## START Material for this task
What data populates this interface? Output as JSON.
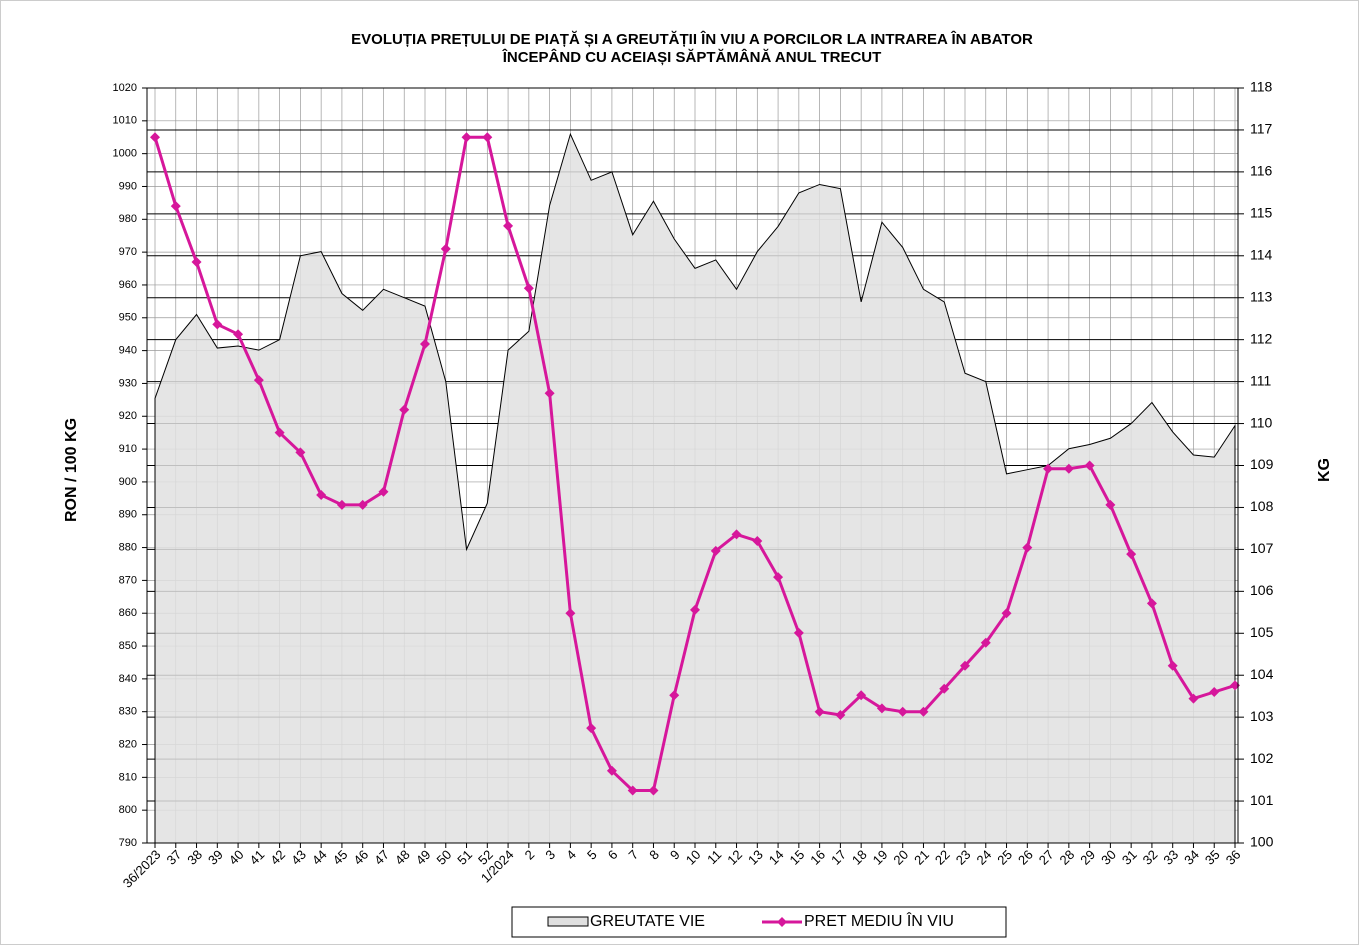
{
  "chart_data": {
    "type": "area-line",
    "title": "EVOLUȚIA PREȚULUI DE PIAȚĂ ȘI A GREUTĂȚII  ÎN VIU A PORCILOR LA INTRAREA  ÎN ABATOR",
    "subtitle": "ÎNCEPÂND  CU ACEIAȘI SĂPTĂMÂNĂ ANUL TRECUT",
    "y_label": "RON / 100 KG",
    "y2_label": "KG",
    "categories": [
      "36/2023",
      "37",
      "38",
      "39",
      "40",
      "41",
      "42",
      "43",
      "44",
      "45",
      "46",
      "47",
      "48",
      "49",
      "50",
      "51",
      "52",
      "1/2024",
      "2",
      "3",
      "4",
      "5",
      "6",
      "7",
      "8",
      "9",
      "10",
      "11",
      "12",
      "13",
      "14",
      "15",
      "16",
      "17",
      "18",
      "19",
      "20",
      "21",
      "22",
      "23",
      "24",
      "25",
      "26",
      "27",
      "28",
      "29",
      "30",
      "31",
      "32",
      "33",
      "34",
      "35",
      "36"
    ],
    "series": [
      {
        "name": "GREUTATE VIE",
        "kind": "area",
        "axis": "y2",
        "color": "#e0e0e0",
        "values": [
          110.6,
          112.0,
          112.6,
          111.8,
          111.85,
          111.75,
          112.0,
          114.0,
          114.1,
          113.1,
          112.7,
          113.2,
          113.0,
          112.8,
          111.0,
          107.0,
          108.1,
          111.75,
          112.2,
          115.2,
          116.9,
          115.8,
          116.0,
          114.5,
          115.3,
          114.4,
          113.7,
          113.9,
          113.2,
          114.1,
          114.7,
          115.5,
          115.7,
          115.6,
          112.9,
          114.8,
          114.2,
          113.2,
          112.9,
          111.2,
          111.0,
          108.8,
          108.9,
          109.0,
          109.4,
          109.5,
          109.65,
          110.0,
          110.5,
          109.8,
          109.25,
          109.2,
          109.95
        ]
      },
      {
        "name": "PRET MEDIU ÎN VIU",
        "kind": "line",
        "axis": "y",
        "color": "#d6179b",
        "values": [
          1005,
          984,
          967,
          948,
          945,
          931,
          915,
          909,
          896,
          893,
          893,
          897,
          922,
          942,
          971,
          1005,
          1005,
          978,
          959,
          927,
          860,
          825,
          812,
          806,
          806,
          835,
          861,
          879,
          884,
          882,
          871,
          854,
          830,
          829,
          835,
          831,
          830,
          830,
          837,
          844,
          851,
          860,
          880,
          904,
          904,
          905,
          893,
          878,
          863,
          844,
          834,
          836,
          838
        ]
      }
    ],
    "ylim": [
      790,
      1020
    ],
    "yticks": [
      790,
      800,
      810,
      820,
      830,
      840,
      850,
      860,
      870,
      880,
      890,
      900,
      910,
      920,
      930,
      940,
      950,
      960,
      970,
      980,
      990,
      1000,
      1010,
      1020
    ],
    "y2lim": [
      100,
      118
    ],
    "y2ticks": [
      100,
      101,
      102,
      103,
      104,
      105,
      106,
      107,
      108,
      109,
      110,
      111,
      112,
      113,
      114,
      115,
      116,
      117,
      118
    ],
    "grid": true
  }
}
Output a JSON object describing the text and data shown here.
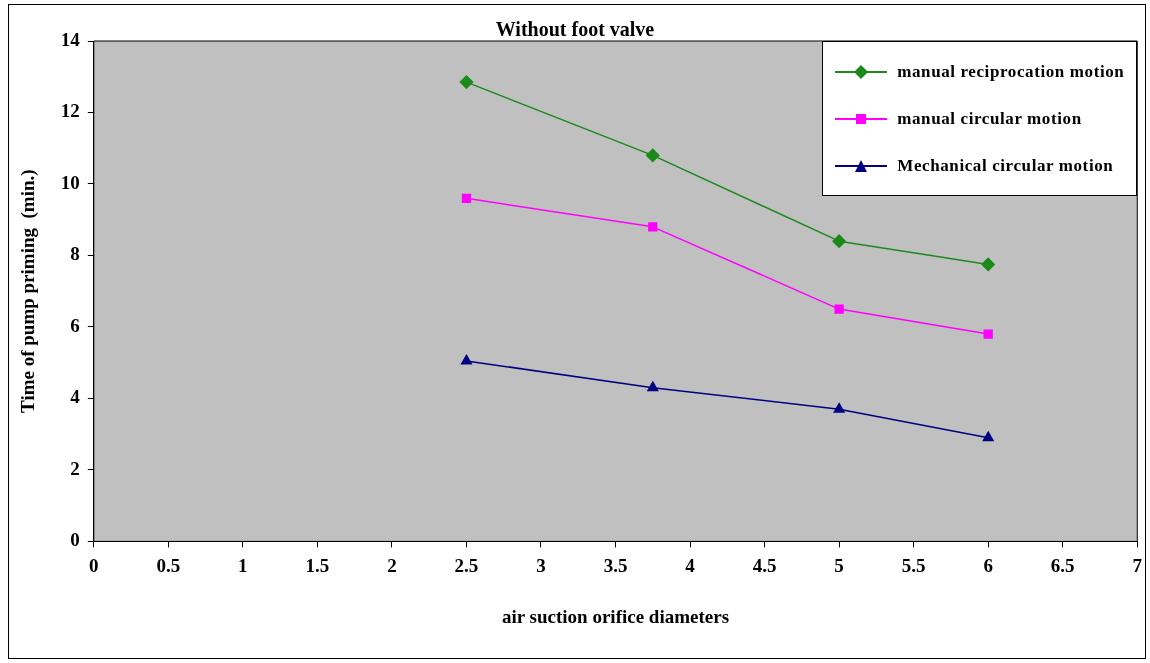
{
  "chart_data": {
    "type": "line",
    "title": "Without foot valve",
    "xlabel": "air suction orifice diameters",
    "ylabel": "Time of pump priming  (min.)",
    "x": [
      2.5,
      3.75,
      5,
      6
    ],
    "series": [
      {
        "name": "manual reciprocation motion",
        "color": "#1a8a1a",
        "marker": "diamond",
        "values": [
          12.85,
          10.8,
          8.4,
          7.75
        ]
      },
      {
        "name": "manual circular motion",
        "color": "#ff00ff",
        "marker": "square",
        "values": [
          9.6,
          8.8,
          6.5,
          5.8
        ]
      },
      {
        "name": "Mechanical circular motion",
        "color": "#000080",
        "marker": "triangle",
        "values": [
          5.05,
          4.3,
          3.7,
          2.9
        ]
      }
    ],
    "xlim": [
      0,
      7
    ],
    "xticks": [
      0,
      0.5,
      1,
      1.5,
      2,
      2.5,
      3,
      3.5,
      4,
      4.5,
      5,
      5.5,
      6,
      6.5,
      7
    ],
    "ylim": [
      0,
      14
    ],
    "yticks": [
      0,
      2,
      4,
      6,
      8,
      10,
      12,
      14
    ],
    "grid": false,
    "legend": "top right",
    "line_style": "solid"
  }
}
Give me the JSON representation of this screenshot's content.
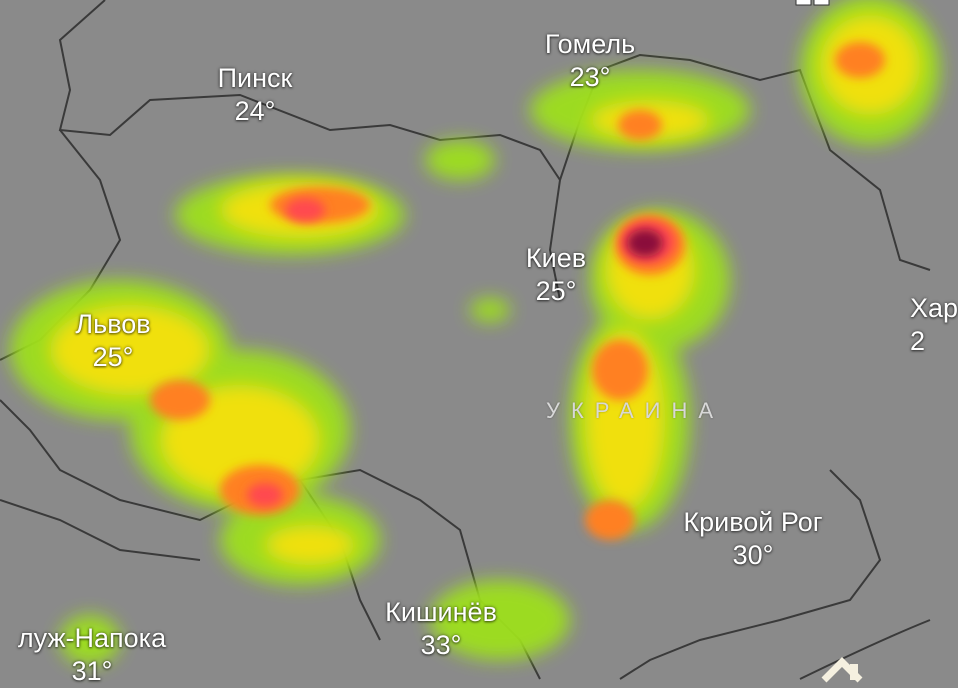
{
  "map": {
    "layer": "radar-precipitation",
    "colors": {
      "background": "#8a8a8a",
      "border": "#3a3a3a",
      "light": "#9ee01a",
      "moderate": "#f0e010",
      "heavy": "#ff8020",
      "intense": "#ff4a50",
      "extreme": "#8a0a3a"
    },
    "country_label": "УКРАИНА",
    "cities": [
      {
        "name": "Пинск",
        "temp": "24°"
      },
      {
        "name": "Гомель",
        "temp": "23°"
      },
      {
        "name": "Киев",
        "temp": "25°"
      },
      {
        "name": "Львов",
        "temp": "25°"
      },
      {
        "name": "Кривой Рог",
        "temp": "30°"
      },
      {
        "name": "Кишинёв",
        "temp": "33°"
      },
      {
        "name": "луж-Напока",
        "temp": "31°"
      },
      {
        "name": "Хар",
        "temp": "2"
      }
    ],
    "controls": {
      "top_icon": "layers-icon",
      "bottom_icon": "home-icon"
    }
  }
}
## END Material for this task
Direction: Only the lines from the one that holds "Give me the" through the end of the records above should be printed again, exactly as they are. Leave out the pictures.

Correct result:
Give me the JSON representation of this screenshot's content.
{
  "map": {
    "layer": "radar-precipitation",
    "colors": {
      "background": "#8a8a8a",
      "border": "#3a3a3a",
      "light": "#9ee01a",
      "moderate": "#f0e010",
      "heavy": "#ff8020",
      "intense": "#ff4a50",
      "extreme": "#8a0a3a"
    },
    "country_label": "УКРАИНА",
    "cities": [
      {
        "name": "Пинск",
        "temp": "24°"
      },
      {
        "name": "Гомель",
        "temp": "23°"
      },
      {
        "name": "Киев",
        "temp": "25°"
      },
      {
        "name": "Львов",
        "temp": "25°"
      },
      {
        "name": "Кривой Рог",
        "temp": "30°"
      },
      {
        "name": "Кишинёв",
        "temp": "33°"
      },
      {
        "name": "луж-Напока",
        "temp": "31°"
      },
      {
        "name": "Хар",
        "temp": "2"
      }
    ],
    "controls": {
      "top_icon": "layers-icon",
      "bottom_icon": "home-icon"
    }
  }
}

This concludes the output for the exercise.